• _Figure content listings_:

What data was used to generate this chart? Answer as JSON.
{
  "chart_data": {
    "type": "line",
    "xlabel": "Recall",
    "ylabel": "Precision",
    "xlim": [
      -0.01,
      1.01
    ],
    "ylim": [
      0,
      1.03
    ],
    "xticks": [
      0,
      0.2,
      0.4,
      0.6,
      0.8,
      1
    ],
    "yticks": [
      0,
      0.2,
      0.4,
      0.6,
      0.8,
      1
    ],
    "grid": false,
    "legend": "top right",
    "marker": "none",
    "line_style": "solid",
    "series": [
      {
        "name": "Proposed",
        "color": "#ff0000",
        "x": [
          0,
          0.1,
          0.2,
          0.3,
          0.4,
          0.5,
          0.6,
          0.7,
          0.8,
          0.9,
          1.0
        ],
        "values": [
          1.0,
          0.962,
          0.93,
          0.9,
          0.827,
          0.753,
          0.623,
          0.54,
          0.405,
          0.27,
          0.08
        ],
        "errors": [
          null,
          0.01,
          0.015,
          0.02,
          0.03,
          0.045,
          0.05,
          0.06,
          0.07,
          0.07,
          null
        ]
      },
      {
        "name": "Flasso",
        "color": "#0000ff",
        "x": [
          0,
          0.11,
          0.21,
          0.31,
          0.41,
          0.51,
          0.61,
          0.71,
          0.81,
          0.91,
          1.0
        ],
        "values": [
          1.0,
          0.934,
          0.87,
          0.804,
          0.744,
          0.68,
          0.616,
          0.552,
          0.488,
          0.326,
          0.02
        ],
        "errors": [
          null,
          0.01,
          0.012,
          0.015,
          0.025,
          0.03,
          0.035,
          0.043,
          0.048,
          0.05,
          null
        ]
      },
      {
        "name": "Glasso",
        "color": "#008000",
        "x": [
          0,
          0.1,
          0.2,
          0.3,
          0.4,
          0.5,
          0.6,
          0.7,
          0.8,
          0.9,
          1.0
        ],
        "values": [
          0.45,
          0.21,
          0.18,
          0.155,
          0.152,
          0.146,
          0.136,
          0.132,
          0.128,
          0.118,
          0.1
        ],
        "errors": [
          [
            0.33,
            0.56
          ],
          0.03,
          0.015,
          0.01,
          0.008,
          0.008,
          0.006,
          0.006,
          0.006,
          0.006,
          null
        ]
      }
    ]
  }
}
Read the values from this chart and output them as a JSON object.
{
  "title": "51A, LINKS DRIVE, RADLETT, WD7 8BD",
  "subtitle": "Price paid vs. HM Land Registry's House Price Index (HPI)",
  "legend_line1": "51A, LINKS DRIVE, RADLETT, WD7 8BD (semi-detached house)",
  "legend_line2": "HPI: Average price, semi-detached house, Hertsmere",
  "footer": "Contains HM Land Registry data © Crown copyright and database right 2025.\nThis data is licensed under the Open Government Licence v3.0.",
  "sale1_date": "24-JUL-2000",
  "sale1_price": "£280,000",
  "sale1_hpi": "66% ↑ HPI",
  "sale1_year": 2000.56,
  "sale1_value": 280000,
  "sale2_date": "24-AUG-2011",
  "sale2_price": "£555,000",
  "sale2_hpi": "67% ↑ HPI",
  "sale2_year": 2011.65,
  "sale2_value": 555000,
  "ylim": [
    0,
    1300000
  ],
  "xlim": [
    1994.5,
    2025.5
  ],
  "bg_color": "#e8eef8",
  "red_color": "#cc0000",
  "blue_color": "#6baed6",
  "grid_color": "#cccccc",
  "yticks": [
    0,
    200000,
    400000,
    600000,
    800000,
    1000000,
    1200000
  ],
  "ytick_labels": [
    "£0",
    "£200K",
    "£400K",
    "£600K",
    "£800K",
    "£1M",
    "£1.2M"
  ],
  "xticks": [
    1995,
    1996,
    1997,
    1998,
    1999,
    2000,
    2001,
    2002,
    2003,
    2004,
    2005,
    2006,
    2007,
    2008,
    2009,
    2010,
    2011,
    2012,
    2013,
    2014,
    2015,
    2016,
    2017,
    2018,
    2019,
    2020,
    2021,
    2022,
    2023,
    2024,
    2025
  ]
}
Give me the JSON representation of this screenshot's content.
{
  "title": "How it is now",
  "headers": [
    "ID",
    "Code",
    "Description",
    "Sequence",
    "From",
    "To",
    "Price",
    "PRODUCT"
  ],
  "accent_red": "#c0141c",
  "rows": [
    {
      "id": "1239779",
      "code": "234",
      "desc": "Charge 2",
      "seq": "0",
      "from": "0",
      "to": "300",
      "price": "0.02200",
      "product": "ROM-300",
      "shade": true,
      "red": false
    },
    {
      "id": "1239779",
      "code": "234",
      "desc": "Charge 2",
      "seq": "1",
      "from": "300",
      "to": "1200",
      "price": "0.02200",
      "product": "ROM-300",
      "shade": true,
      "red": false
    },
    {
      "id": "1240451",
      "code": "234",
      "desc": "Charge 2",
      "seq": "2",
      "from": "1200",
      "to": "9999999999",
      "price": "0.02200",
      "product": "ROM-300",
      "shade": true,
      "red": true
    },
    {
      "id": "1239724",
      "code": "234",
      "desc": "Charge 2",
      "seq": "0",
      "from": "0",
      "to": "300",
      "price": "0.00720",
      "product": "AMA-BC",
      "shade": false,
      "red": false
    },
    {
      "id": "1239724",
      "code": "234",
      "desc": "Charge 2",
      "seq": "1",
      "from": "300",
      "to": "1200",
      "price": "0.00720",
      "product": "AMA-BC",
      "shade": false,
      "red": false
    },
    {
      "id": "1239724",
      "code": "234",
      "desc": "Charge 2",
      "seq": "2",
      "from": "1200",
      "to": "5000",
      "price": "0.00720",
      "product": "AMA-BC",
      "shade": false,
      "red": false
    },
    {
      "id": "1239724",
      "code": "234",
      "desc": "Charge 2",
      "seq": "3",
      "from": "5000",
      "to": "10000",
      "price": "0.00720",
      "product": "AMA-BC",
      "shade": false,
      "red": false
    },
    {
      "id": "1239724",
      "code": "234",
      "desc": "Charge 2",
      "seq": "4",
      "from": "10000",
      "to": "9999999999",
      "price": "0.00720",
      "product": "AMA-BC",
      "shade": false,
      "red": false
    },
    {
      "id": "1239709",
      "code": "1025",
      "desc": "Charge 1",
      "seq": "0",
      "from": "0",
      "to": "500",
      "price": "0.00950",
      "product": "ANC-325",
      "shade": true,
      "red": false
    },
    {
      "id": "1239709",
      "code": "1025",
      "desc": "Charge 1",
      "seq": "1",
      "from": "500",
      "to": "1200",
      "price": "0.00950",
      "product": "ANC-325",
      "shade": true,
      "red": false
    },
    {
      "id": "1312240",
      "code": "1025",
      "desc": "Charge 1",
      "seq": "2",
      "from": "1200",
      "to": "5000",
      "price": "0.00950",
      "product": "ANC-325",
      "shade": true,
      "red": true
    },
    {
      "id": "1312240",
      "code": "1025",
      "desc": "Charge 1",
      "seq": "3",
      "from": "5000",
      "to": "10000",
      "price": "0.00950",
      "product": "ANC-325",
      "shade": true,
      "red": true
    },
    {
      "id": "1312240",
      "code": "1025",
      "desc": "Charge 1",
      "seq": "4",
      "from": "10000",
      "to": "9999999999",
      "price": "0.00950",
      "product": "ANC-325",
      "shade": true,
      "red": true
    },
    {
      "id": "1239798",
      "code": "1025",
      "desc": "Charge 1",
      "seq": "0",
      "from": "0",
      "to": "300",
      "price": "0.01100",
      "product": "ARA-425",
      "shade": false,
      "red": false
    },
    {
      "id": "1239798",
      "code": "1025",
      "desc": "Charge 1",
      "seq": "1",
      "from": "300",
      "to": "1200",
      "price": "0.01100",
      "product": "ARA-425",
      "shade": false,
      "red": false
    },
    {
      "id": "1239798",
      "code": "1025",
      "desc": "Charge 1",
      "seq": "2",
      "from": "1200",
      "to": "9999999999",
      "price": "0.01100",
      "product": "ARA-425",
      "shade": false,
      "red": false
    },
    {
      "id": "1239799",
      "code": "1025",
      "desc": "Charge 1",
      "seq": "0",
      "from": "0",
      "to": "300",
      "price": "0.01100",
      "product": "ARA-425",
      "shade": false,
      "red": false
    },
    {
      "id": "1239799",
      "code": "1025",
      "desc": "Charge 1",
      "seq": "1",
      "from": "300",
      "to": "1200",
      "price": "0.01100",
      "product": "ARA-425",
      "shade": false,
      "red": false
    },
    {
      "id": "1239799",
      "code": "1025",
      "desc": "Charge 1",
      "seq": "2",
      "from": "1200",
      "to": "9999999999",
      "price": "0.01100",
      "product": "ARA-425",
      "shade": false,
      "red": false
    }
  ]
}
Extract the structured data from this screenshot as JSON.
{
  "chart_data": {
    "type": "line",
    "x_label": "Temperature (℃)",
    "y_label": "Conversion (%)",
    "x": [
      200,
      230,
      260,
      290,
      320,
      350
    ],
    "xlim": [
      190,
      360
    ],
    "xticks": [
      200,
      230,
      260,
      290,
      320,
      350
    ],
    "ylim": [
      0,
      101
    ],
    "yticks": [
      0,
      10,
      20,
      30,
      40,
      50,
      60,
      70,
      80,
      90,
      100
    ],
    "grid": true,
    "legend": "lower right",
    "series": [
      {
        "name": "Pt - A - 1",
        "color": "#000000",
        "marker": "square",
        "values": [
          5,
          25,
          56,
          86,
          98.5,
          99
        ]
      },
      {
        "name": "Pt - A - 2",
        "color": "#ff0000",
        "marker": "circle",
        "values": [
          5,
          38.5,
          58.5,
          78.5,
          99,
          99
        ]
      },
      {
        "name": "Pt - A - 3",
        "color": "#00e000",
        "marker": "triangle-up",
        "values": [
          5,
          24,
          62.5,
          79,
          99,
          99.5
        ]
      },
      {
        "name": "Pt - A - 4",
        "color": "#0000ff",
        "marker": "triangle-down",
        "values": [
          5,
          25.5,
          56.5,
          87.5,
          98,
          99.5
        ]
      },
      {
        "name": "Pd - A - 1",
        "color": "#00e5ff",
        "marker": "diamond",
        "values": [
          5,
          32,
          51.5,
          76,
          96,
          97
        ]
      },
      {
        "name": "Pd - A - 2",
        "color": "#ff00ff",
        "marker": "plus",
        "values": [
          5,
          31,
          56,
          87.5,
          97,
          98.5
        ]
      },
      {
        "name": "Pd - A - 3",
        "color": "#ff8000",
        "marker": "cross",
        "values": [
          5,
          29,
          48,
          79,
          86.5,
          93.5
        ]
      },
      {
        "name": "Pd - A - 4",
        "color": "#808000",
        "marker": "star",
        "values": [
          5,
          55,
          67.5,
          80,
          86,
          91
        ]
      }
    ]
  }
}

• _Task_:
From the entries, report each line that includes the word "RADLETT".

• _Response to this task_:
  "title": "51A, LINKS DRIVE, RADLETT, WD7 8BD",
  "legend_line1": "51A, LINKS DRIVE, RADLETT, WD7 8BD (semi-detached house)",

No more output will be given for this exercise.